Instructions to follow: Filter the records below and copy every line containing the word "como".
= = = =
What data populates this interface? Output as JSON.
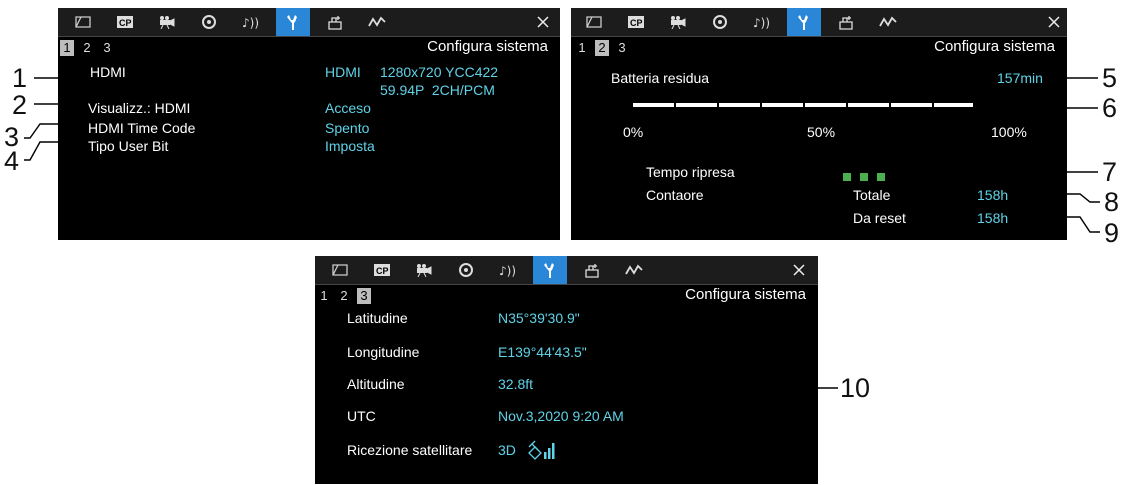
{
  "panel1": {
    "title": "Configura sistema",
    "pages": [
      "1",
      "2",
      "3"
    ],
    "hdmi_label": "HDMI",
    "hdmi_value_prefix": "HDMI",
    "hdmi_value_line1": "1280x720 YCC422",
    "hdmi_value_line2": "59.94P  2CH/PCM",
    "rows": [
      {
        "label": "Visualizz.: HDMI",
        "value": "Acceso"
      },
      {
        "label": "HDMI Time Code",
        "value": "Spento"
      },
      {
        "label": "Tipo User Bit",
        "value": "Imposta"
      }
    ]
  },
  "panel2": {
    "title": "Configura sistema",
    "pages": [
      "1",
      "2",
      "3"
    ],
    "battery_label": "Batteria residua",
    "battery_value": "157min",
    "battery_level_fraction": 1.0,
    "scale": [
      "0%",
      "50%",
      "100%"
    ],
    "rec_time_label": "Tempo ripresa",
    "hour_counter_label": "Contaore",
    "total_label": "Totale",
    "total_value": "158h",
    "reset_label": "Da reset",
    "reset_value": "158h"
  },
  "panel3": {
    "title": "Configura sistema",
    "pages": [
      "1",
      "2",
      "3"
    ],
    "rows": [
      {
        "label": "Latitudine",
        "value": "N35°39'30.9\""
      },
      {
        "label": "Longitudine",
        "value": "E139°44'43.5\""
      },
      {
        "label": "Altitudine",
        "value": "32.8ft"
      },
      {
        "label": "UTC",
        "value": "Nov.3,2020 9:20 AM"
      },
      {
        "label": "Ricezione satellitare",
        "value": "3D"
      }
    ],
    "satellite_icon": "satellite-signal-icon"
  },
  "callouts": [
    "1",
    "2",
    "3",
    "4",
    "5",
    "6",
    "7",
    "8",
    "9",
    "10"
  ],
  "colors": {
    "value_cyan": "#5fd3e8",
    "active_tab": "#2a87d8",
    "rec_indicator": "#4caf50"
  }
}
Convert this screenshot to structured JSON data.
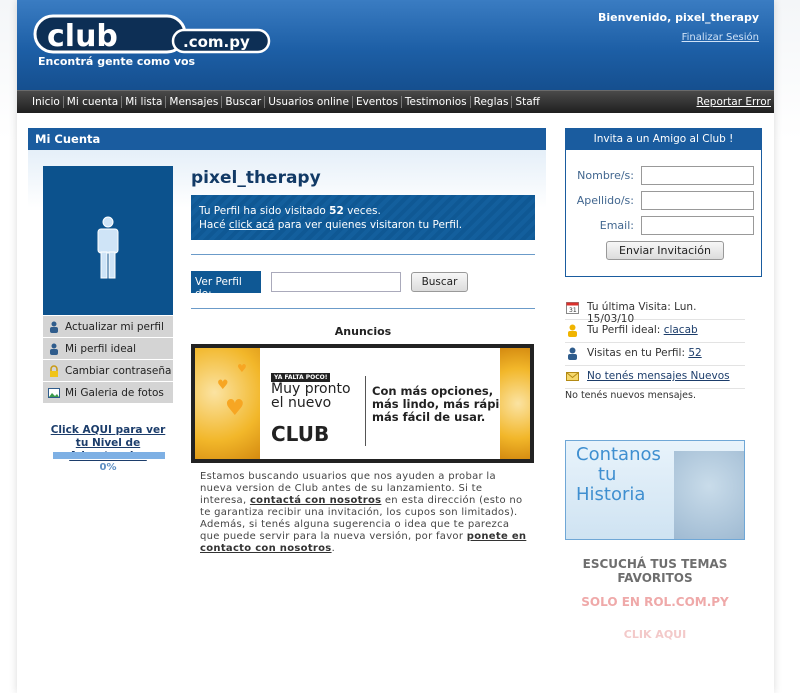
{
  "header": {
    "tagline": "Encontrá gente como vos",
    "welcome": "Bienvenido, pixel_therapy",
    "logout": "Finalizar Sesión"
  },
  "nav": {
    "items": [
      "Inicio",
      "Mi cuenta",
      "Mi lista",
      "Mensajes",
      "Buscar",
      "Usuarios online",
      "Eventos",
      "Testimonios",
      "Reglas",
      "Staff"
    ],
    "report": "Reportar Error"
  },
  "main": {
    "title": "Mi Cuenta",
    "username": "pixel_therapy",
    "visits_line1_pre": "Tu Perfil ha sido visitado ",
    "visits_count": "52",
    "visits_line1_post": " veces.",
    "visits_line2_pre": "Hacé ",
    "visits_link": "click acá",
    "visits_line2_post": " para ver quienes visitaron tu Perfil.",
    "view_profile_label": "Ver Perfil de:",
    "search_button": "Buscar",
    "ads_title": "Anuncios",
    "side_menu": [
      "Actualizar mi perfil",
      "Mi perfil ideal",
      "Cambiar contraseña",
      "Mi Galeria de fotos"
    ],
    "warnings_link": "Click AQUI para ver tu Nivel de Advertencias",
    "warnings_level": "0%",
    "banner": {
      "tag": "YA FALTA POCO!",
      "headline_1": "Muy pronto",
      "headline_2": "el nuevo",
      "brand": "CLUB",
      "right_1": "Con más opciones,",
      "right_2": "más lindo, más rápido,",
      "right_3": "más fácil de usar."
    },
    "promo_1": "Estamos buscando usuarios que nos ayuden a probar la nueva version de Club antes de su lanzamiento. Si te interesa, ",
    "promo_link_1": "contactá con nosotros",
    "promo_2": " en esta dirección (esto no te garantiza recibir una invitación, los cupos son limitados). Además, si tenés alguna sugerencia o idea que te parezca que puede servir para la nueva versión, por favor ",
    "promo_link_2": "ponete en contacto con nosotros",
    "promo_3": "."
  },
  "invite": {
    "title": "Invita a un Amigo al Club !",
    "name_label": "Nombre/s:",
    "surname_label": "Apellido/s:",
    "email_label": "Email:",
    "send_button": "Enviar Invitación"
  },
  "status": {
    "last_visit_label": "Tu última Visita: ",
    "last_visit_value": "Lun. 15/03/10",
    "ideal_label": "Tu Perfil ideal: ",
    "ideal_value": "clacab",
    "profile_visits_label": "Visitas en tu Perfil: ",
    "profile_visits_value": "52",
    "messages_link": "No tenés mensajes Nuevos",
    "messages_sub": "No tenés nuevos mensajes."
  },
  "rol_ad": {
    "title_1": "Contanos",
    "title_2": "tu",
    "title_3": "Historia",
    "line_1": "ESCUCHÁ TUS TEMAS FAVORITOS",
    "line_2": "SOLO EN ROL.COM.PY",
    "line_3": "CLIK AQUI"
  },
  "colors": {
    "header_blue": "#1d5fa6",
    "panel_blue": "#1a5c9f",
    "nav_dark": "#2a2a2a"
  }
}
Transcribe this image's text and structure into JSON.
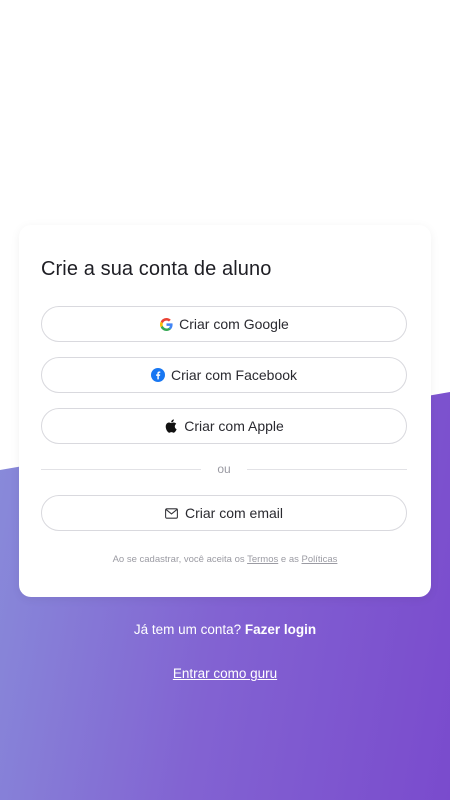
{
  "card": {
    "title": "Crie a sua conta de aluno",
    "buttons": {
      "google": {
        "label": "Criar com Google",
        "icon": "google-icon"
      },
      "facebook": {
        "label": "Criar com Facebook",
        "icon": "facebook-icon"
      },
      "apple": {
        "label": "Criar com Apple",
        "icon": "apple-icon"
      },
      "email": {
        "label": "Criar com email",
        "icon": "mail-icon"
      }
    },
    "divider_text": "ou",
    "terms": {
      "prefix": "Ao se cadastrar, você aceita os",
      "terms_link": "Termos",
      "middle": "e as",
      "policies_link": "Políticas"
    }
  },
  "footer": {
    "login_prompt": "Já tem um conta?",
    "login_link": "Fazer login",
    "guru_link": "Entrar como guru"
  },
  "colors": {
    "gradient_start": "#8a97dc",
    "gradient_end": "#7a4bcd",
    "facebook_blue": "#1877f2"
  }
}
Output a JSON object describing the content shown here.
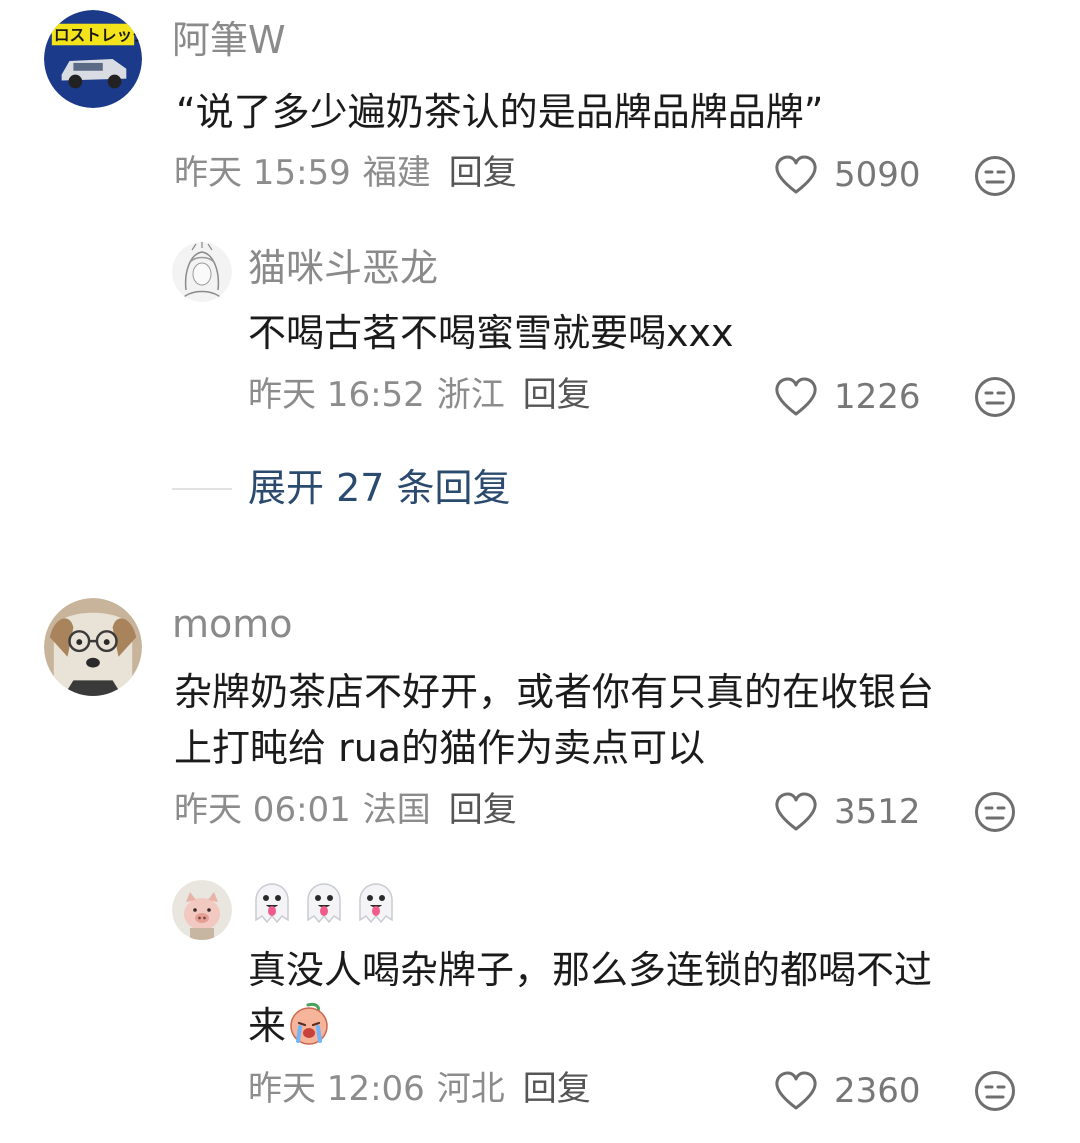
{
  "comments": [
    {
      "username": "阿筆W",
      "avatar": "car-avatar",
      "text": "“说了多少遍奶茶认的是品牌品牌品牌”",
      "time": "昨天 15:59",
      "location": "福建",
      "reply_label": "回复",
      "likes": "5090",
      "replies": [
        {
          "username": "猫咪斗恶龙",
          "avatar": "anime-sketch-avatar",
          "text": "不喝古茗不喝蜜雪就要喝xxx",
          "time": "昨天 16:52",
          "location": "浙江",
          "reply_label": "回复",
          "likes": "1226"
        }
      ],
      "expand_label": "展开 27 条回复"
    },
    {
      "username": "momo",
      "avatar": "dog-with-glasses-avatar",
      "text_line1": "杂牌奶茶店不好开，或者你有只真的在收银台",
      "text_line2": "上打盹给 rua的猫作为卖点可以",
      "time": "昨天 06:01",
      "location": "法国",
      "reply_label": "回复",
      "likes": "3512",
      "replies": [
        {
          "username_icons": [
            "ghost-tongue-emoji",
            "ghost-tongue-emoji",
            "ghost-tongue-emoji"
          ],
          "avatar": "pig-avatar",
          "text_line1": "真没人喝杂牌子，那么多连锁的都喝不过",
          "text_line2": "来",
          "text_line2_emoji": "crying-emoji",
          "time": "昨天 12:06",
          "location": "河北",
          "reply_label": "回复",
          "likes": "2360"
        }
      ]
    }
  ],
  "icons": {
    "like": "heart-outline-icon",
    "dislike": "meh-face-icon"
  },
  "colors": {
    "username": "#8a8a8a",
    "meta": "#8c8c8c",
    "expand": "#2a4a6e",
    "divider": "#e2e2e2"
  }
}
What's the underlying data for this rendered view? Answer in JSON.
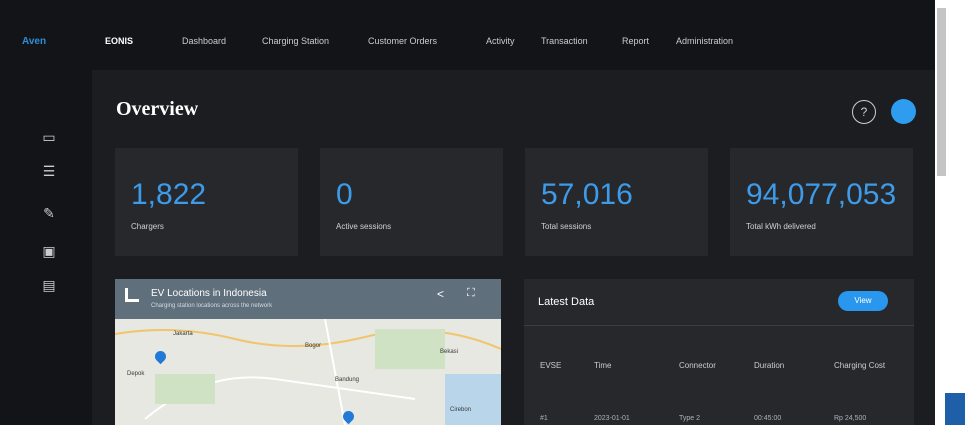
{
  "nav": {
    "brand": "Aven",
    "items": [
      "EONIS",
      "Dashboard",
      "Charging Station",
      "Customer Orders",
      "Activity",
      "Transaction",
      "Report",
      "Administration"
    ]
  },
  "sidebar": {
    "icons": [
      "dashboard-icon",
      "document-icon",
      "tools-icon",
      "monitor-icon",
      "display-icon"
    ]
  },
  "main": {
    "title": "Overview",
    "cards": [
      {
        "value": "1,822",
        "label": "Chargers"
      },
      {
        "value": "0",
        "label": "Active sessions"
      },
      {
        "value": "57,016",
        "label": "Total sessions"
      },
      {
        "value": "94,077,053",
        "label": "Total kWh delivered"
      }
    ],
    "map": {
      "title": "EV Locations in Indonesia",
      "subtitle": "Charging station locations across the network",
      "labels": [
        "Jakarta",
        "Bekasi",
        "Bogor",
        "Depok",
        "Bandung",
        "Cirebon"
      ]
    },
    "latest": {
      "title": "Latest Data",
      "badge": "View",
      "columns": [
        "EVSE",
        "Time",
        "Connector",
        "Duration",
        "Charging Cost"
      ],
      "row": [
        "#1",
        "2023-01-01",
        "Type 2",
        "00:45:00",
        "Rp 24,500"
      ]
    }
  }
}
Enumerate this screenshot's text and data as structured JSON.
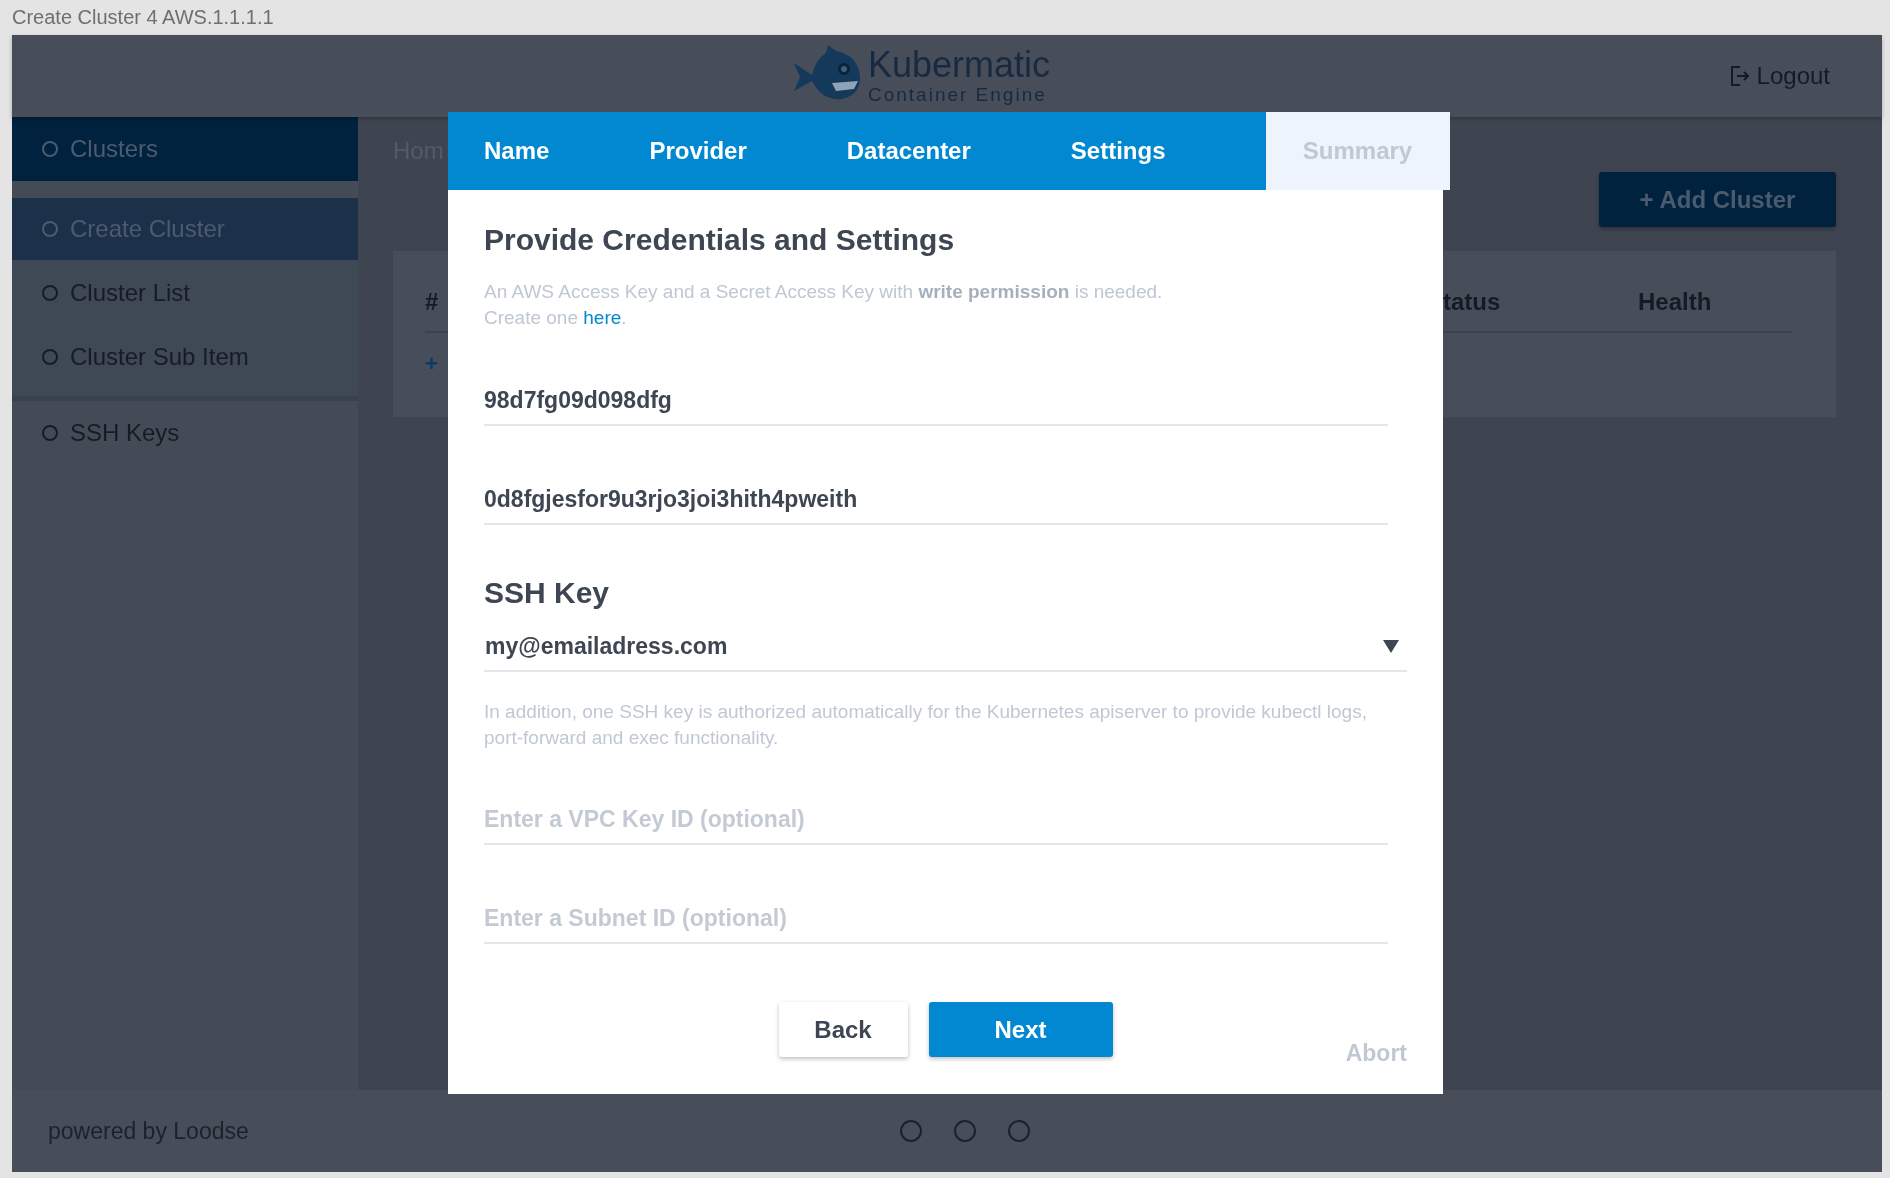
= = = =
Exercise answer:
    "tagline": "Encontrá gente como vos",
    "guru_link": "Entrar como guru"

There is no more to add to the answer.